**WHAT THE TASK REQUIRES**
In the listing below, find every line with the string "yExpStart" and pull it out.

(Stored items from a collection)
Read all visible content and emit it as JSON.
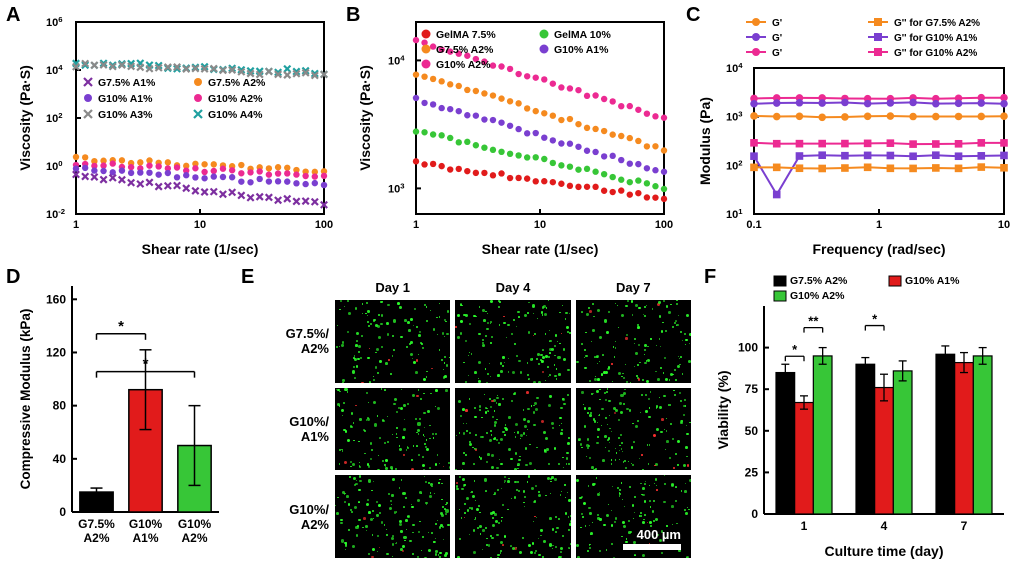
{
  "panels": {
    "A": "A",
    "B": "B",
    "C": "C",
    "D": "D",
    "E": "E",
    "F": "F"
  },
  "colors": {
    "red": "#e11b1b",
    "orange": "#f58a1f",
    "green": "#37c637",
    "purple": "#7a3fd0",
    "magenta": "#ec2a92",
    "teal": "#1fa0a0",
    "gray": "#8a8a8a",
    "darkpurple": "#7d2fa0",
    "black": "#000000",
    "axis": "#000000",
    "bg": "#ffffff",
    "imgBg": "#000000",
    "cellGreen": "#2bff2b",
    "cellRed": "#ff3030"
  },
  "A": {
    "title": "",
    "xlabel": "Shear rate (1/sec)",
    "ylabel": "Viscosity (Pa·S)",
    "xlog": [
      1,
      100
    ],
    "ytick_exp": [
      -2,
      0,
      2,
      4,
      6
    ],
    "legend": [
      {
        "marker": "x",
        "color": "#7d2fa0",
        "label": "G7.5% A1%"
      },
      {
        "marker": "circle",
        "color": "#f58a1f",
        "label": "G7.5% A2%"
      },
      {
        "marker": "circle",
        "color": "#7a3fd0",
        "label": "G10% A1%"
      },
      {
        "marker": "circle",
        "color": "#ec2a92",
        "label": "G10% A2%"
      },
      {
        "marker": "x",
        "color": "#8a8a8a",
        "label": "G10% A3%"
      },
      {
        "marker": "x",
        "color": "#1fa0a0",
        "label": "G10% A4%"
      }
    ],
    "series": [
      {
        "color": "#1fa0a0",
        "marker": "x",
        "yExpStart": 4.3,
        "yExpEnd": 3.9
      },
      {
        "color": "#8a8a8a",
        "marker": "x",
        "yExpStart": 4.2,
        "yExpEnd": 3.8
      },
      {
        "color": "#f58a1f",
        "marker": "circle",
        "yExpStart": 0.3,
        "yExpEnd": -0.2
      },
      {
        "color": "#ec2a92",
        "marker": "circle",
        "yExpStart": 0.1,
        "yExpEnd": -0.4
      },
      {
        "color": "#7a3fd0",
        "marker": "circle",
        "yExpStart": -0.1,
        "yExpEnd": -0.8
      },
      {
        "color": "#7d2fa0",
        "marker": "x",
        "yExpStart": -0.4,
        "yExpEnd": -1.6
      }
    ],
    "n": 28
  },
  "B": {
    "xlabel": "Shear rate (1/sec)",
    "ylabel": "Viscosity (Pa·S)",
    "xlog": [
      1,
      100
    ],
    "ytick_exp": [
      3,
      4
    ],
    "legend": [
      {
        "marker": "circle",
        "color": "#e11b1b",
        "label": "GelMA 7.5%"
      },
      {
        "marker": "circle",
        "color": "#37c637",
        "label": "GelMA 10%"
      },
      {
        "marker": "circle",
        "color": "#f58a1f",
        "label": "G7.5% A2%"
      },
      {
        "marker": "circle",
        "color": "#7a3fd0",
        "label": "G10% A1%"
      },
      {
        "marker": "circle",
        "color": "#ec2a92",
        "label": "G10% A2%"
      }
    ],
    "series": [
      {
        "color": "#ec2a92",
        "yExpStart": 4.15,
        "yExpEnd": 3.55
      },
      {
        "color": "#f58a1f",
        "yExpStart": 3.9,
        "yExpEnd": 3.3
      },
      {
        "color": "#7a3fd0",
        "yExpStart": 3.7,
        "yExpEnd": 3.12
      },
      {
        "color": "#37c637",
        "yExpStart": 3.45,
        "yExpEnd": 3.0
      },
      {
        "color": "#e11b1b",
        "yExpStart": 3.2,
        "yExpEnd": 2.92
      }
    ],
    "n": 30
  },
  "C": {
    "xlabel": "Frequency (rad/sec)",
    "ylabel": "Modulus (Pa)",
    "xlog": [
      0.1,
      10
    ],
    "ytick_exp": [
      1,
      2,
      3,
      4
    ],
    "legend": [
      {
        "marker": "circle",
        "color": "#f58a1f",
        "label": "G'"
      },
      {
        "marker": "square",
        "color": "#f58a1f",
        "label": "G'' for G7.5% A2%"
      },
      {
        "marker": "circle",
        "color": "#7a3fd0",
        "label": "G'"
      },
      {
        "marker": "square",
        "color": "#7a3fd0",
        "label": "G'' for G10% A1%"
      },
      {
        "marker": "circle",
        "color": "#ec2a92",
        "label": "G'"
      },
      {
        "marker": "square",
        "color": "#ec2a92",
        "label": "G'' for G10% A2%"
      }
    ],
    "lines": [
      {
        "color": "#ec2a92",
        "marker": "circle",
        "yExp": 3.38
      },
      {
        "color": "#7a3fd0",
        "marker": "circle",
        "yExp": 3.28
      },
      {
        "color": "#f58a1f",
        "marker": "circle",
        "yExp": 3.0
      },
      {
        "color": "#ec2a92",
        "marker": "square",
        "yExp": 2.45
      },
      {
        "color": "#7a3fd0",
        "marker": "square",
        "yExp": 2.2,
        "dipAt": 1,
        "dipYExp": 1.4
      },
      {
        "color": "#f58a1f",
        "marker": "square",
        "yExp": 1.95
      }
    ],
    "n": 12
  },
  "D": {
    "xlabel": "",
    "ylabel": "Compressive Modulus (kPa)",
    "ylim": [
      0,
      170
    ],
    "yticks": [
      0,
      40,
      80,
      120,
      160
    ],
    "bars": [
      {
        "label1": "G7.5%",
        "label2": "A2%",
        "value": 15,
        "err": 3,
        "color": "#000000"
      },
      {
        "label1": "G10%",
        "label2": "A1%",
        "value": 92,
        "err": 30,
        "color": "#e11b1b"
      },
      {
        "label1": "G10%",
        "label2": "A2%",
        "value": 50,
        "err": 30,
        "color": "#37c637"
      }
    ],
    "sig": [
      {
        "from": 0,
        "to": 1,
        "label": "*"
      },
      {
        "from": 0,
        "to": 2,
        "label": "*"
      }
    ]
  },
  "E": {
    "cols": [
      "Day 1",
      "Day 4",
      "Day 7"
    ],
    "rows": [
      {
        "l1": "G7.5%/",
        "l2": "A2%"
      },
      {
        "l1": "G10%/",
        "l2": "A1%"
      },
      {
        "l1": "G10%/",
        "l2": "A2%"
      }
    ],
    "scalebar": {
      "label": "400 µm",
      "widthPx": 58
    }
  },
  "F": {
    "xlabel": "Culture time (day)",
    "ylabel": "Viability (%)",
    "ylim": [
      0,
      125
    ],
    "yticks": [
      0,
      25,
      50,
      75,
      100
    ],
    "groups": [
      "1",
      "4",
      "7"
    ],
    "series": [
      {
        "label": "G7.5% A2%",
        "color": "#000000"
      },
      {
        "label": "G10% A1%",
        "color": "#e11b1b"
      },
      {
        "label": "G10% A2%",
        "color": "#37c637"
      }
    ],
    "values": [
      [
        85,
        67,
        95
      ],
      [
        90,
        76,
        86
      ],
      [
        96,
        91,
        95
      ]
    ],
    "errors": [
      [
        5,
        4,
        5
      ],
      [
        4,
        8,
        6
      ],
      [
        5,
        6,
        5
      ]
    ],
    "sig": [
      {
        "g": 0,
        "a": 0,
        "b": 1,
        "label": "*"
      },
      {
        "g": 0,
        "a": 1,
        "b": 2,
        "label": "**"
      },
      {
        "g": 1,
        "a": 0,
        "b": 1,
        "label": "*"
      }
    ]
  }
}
...
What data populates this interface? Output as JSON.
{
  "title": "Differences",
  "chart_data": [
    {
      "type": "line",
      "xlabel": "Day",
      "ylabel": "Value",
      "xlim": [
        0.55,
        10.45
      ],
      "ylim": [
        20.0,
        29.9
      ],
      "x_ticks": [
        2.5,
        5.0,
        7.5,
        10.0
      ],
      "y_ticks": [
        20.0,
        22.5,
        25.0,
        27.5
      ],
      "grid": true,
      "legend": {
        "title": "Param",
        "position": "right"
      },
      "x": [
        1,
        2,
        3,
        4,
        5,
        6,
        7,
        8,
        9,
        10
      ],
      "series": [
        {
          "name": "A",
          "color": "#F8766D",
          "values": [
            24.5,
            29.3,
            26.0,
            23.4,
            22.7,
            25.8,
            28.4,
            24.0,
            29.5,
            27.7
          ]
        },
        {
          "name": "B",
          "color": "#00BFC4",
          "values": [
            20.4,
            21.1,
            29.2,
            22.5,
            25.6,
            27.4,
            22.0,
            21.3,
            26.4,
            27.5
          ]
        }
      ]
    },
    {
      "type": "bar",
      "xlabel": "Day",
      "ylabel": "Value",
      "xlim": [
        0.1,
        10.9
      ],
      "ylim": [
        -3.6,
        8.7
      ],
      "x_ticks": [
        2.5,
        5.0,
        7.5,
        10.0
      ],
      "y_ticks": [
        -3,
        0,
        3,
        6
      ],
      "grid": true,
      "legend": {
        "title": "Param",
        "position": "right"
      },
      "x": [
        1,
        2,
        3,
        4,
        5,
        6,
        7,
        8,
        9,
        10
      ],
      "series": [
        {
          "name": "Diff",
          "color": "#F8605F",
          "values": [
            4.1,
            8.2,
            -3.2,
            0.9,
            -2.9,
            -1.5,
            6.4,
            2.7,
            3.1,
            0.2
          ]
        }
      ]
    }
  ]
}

**FULL OUTPUT**
        "yExpStart": 4.3,
        "yExpStart": 4.2,
        "yExpStart": 0.3,
        "yExpStart": 0.1,
        "yExpStart": -0.1,
        "yExpStart": -0.4,
        "yExpStart": 4.15,
        "yExpStart": 3.9,
        "yExpStart": 3.7,
        "yExpStart": 3.45,
        "yExpStart": 3.2,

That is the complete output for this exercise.